[Excerpt provided]
Building Embedded Products in Mini-Teams: What We Learned from “Stefan Larndorfer, Geschäftsführer von sequality” at Sequality.at
A compact team that optimizes for speed and ownership
At DevJobs.at, we listened closely to “Stefan Larndorfer, Geschäftsführer von sequality” (Sequality.at) and came away with a crisp picture: a deliberately small engineering group that moves fast, organizes around real projects, and onboards new hires through hands-on, tangible work.
Larndorfer’s opening frame centers on being both modest in size and decisive in execution:
“Unser Programmierteam ist ungefähr acht, neun Personen groß. … wir sind überschaubar. Dadurch sind wir sehr flexibel und recht aktiv und schnell in der Umsetzung.”
That thread runs through everything else: projects are owned end-to-end by mini-teams, the work aligns directly with customers and products, and onboarding begins with a real technology evaluation rather than abstract training. If you bring intrinsic motivation and openness, you’ll find a path that turns curiosity into impact from day one.
Team setup: two-to-three-person mini-teams with full project responsibility
Sequality.at orients its engineering effort along projects. Within an eight-to-nine-person department, small units of two or three engineers take on a project “completely” and work together on the same set of tasks.

[Record list]

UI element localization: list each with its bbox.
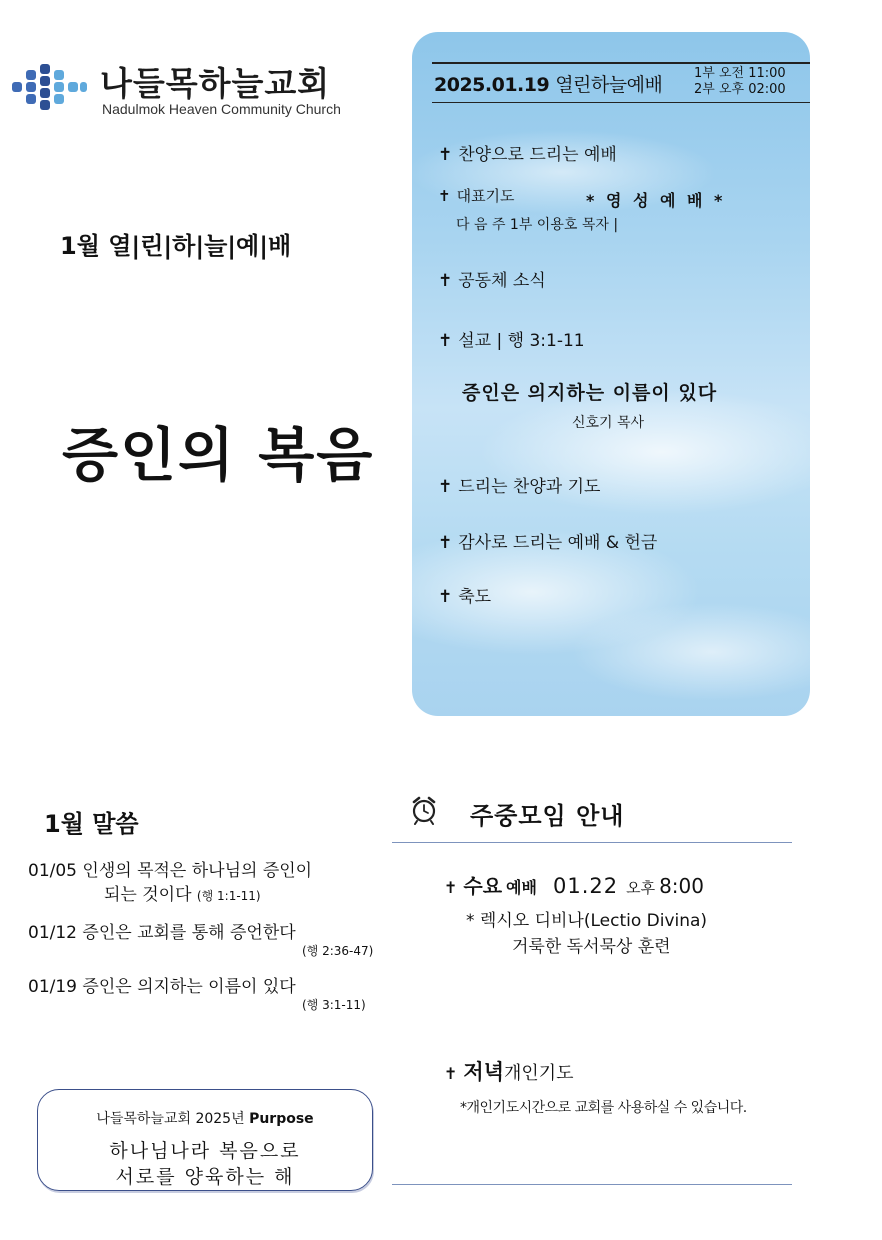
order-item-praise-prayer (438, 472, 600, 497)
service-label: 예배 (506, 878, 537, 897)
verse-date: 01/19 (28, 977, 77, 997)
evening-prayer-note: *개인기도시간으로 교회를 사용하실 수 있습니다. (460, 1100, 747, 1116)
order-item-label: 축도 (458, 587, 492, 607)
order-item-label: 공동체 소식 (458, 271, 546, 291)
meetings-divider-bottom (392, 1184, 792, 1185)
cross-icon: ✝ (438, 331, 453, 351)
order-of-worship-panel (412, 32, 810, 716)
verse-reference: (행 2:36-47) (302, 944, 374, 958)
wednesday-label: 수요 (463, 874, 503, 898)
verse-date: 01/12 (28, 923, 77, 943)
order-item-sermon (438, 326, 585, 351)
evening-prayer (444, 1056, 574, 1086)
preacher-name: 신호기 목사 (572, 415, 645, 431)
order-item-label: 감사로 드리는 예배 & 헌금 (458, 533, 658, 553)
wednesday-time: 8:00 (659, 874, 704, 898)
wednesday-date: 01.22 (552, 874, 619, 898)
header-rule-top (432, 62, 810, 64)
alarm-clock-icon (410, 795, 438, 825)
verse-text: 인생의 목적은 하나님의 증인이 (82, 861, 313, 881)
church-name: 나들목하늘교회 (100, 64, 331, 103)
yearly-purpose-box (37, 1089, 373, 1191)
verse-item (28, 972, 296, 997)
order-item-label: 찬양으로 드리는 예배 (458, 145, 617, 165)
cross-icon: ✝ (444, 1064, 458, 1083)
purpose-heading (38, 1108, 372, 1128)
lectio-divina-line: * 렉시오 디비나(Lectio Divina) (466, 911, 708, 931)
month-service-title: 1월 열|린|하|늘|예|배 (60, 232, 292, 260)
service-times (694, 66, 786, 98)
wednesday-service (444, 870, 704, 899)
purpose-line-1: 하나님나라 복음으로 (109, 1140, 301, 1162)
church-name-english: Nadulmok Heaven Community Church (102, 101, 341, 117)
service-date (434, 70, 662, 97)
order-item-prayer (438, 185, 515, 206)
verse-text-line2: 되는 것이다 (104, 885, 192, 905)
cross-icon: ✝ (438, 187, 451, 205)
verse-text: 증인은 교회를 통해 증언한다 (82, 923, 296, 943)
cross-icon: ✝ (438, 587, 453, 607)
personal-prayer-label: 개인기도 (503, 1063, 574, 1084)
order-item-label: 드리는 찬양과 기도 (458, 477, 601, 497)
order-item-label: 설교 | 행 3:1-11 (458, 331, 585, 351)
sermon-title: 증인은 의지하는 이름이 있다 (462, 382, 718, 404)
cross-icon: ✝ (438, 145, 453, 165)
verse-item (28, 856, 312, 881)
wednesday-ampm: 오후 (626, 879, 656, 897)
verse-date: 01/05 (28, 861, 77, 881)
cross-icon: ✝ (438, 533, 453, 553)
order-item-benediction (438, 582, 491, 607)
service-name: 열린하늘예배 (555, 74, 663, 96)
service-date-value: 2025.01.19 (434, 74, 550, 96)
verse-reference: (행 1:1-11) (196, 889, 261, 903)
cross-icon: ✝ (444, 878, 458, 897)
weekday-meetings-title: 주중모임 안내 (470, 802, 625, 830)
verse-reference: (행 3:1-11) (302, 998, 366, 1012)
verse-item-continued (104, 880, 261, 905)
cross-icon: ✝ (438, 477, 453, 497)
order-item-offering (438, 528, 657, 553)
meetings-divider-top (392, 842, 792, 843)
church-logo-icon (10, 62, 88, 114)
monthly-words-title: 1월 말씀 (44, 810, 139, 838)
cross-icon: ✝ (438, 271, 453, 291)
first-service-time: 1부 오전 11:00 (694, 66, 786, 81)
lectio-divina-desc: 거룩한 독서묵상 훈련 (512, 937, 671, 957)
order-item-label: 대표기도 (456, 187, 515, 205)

[The task]
From the Sequality team profile, extract the part that opens with the words containing "That thread runs" and closes with "set of tasks.". The listing is irrelevant here.

[Complete output]
That thread runs through everything else: projects are owned end-to-end by mini-teams, the work aligns directly with customers and products, and onboarding begins with a real technology evaluation rather than abstract training. If you bring intrinsic motivation and openness, you’ll find a path that turns curiosity into impact from day one.
Team setup: two-to-three-person mini-teams with full project responsibility
Sequality.at orients its engineering effort along projects. Within an eight-to-nine-person department, small units of two or three engineers take on a project “completely” and work together on the same set of tasks.